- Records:
_____

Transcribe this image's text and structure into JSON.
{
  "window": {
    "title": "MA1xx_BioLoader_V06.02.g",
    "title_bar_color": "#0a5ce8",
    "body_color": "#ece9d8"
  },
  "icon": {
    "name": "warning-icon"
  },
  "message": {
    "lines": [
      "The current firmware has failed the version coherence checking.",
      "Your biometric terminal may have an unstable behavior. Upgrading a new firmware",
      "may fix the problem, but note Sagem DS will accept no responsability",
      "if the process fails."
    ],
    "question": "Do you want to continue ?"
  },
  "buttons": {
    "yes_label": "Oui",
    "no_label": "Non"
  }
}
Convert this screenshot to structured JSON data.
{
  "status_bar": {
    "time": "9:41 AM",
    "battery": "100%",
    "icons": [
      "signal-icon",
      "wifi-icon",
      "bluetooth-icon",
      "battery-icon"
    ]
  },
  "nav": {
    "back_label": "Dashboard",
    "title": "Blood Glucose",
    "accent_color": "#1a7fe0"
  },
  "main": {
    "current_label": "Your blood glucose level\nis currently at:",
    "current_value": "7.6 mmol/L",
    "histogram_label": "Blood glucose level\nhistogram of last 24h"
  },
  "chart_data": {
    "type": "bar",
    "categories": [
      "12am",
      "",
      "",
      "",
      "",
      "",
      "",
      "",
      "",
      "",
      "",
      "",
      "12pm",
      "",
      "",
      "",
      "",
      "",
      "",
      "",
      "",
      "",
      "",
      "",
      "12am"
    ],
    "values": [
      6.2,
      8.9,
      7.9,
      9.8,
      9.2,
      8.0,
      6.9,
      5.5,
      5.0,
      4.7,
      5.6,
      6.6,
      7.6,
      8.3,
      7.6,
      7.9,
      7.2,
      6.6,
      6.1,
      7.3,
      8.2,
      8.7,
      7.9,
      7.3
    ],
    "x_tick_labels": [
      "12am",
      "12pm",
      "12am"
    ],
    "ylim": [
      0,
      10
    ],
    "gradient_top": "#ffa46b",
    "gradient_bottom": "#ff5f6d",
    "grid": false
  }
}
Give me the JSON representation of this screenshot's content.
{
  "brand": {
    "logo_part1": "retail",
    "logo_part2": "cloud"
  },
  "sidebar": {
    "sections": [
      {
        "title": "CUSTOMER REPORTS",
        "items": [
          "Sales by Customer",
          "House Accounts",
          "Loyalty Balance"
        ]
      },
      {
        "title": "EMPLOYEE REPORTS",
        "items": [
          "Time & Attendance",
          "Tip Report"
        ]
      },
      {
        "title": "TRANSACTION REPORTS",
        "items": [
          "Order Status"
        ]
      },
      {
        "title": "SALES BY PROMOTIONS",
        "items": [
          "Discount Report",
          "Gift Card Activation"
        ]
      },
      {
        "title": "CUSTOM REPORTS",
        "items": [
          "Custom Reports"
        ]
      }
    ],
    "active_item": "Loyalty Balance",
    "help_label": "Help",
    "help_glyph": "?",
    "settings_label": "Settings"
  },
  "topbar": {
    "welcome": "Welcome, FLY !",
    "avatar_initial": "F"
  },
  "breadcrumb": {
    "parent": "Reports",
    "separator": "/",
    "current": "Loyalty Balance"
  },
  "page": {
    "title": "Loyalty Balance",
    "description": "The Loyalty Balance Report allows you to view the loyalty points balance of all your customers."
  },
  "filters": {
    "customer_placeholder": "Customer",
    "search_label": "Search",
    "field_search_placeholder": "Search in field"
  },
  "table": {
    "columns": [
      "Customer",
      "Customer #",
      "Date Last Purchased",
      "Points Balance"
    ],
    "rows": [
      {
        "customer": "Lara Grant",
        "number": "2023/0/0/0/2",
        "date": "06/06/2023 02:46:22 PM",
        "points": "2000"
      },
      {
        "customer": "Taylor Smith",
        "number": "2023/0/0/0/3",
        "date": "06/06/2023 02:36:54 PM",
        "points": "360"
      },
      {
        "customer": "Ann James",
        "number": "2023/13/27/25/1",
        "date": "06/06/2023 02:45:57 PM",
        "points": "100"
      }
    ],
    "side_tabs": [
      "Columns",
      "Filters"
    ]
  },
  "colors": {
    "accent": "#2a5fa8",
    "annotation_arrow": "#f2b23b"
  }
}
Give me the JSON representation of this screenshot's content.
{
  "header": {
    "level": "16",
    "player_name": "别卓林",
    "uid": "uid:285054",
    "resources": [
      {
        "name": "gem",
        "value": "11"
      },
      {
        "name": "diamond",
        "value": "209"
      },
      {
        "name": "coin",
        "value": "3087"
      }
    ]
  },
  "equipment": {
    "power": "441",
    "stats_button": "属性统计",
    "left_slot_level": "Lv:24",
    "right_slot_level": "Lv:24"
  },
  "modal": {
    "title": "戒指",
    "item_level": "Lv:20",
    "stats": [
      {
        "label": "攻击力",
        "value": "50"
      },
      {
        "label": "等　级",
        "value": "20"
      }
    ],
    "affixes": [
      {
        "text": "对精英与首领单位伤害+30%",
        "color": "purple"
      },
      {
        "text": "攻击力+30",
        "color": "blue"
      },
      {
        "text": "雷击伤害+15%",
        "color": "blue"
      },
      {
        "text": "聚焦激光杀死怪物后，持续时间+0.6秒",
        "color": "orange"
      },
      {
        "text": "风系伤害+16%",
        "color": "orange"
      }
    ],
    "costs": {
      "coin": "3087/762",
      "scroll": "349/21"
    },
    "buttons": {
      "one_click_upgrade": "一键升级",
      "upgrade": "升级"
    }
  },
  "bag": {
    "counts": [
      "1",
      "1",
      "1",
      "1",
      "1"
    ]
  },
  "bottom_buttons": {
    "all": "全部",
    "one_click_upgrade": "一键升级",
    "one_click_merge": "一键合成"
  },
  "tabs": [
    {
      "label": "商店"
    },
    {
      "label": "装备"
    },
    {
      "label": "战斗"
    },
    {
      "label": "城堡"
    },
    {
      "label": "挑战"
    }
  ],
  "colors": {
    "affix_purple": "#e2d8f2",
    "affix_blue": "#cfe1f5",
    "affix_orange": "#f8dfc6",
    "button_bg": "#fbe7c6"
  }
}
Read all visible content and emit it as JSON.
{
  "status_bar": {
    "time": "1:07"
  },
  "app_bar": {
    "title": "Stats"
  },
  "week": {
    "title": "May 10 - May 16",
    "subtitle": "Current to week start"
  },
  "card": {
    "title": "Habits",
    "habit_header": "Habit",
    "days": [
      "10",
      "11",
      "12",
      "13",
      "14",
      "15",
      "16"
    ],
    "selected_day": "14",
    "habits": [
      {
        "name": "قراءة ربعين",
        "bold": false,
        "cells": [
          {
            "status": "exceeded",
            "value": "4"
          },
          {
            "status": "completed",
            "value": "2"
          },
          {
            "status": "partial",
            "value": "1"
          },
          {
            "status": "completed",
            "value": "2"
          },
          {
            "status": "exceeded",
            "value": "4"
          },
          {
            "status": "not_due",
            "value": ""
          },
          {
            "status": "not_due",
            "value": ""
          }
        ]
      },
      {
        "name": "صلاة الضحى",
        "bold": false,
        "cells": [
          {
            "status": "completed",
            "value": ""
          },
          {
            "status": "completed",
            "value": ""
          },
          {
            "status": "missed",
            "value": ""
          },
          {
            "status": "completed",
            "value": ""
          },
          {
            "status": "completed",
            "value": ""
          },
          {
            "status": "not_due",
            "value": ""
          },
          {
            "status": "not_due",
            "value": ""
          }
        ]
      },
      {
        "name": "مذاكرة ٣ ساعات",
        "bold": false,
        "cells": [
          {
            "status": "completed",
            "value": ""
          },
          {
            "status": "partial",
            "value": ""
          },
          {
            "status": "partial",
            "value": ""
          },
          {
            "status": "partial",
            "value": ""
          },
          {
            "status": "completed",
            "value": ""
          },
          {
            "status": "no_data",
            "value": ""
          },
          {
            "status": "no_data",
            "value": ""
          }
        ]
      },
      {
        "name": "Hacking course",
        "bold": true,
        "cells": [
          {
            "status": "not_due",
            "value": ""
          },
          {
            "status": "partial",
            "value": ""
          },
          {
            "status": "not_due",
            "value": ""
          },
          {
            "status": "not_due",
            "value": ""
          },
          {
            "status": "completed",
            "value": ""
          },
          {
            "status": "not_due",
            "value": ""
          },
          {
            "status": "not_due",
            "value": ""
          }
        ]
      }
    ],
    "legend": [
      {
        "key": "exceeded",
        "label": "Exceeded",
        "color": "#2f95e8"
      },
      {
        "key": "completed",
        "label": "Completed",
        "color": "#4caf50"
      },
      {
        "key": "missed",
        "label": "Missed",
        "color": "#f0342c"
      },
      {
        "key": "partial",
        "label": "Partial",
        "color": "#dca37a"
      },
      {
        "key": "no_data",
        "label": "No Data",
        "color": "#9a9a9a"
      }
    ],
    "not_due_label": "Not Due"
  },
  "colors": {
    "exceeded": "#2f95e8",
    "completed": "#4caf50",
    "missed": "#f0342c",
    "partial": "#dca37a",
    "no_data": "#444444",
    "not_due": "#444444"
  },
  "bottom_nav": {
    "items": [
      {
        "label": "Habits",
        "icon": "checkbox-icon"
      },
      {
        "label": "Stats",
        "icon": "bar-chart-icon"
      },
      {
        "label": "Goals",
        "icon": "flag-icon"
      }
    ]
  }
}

_____

- STATED PROBLEM:
Which lines above contain "Loyalty"? Show each of them.

- EXPECTED ANSWER:
          "Loyalty Balance"
    "active_item": "Loyalty Balance",
    "current": "Loyalty Balance"
    "title": "Loyalty Balance",
    "description": "The Loyalty Balance Report allows you to view the loyalty points balance of all your customers."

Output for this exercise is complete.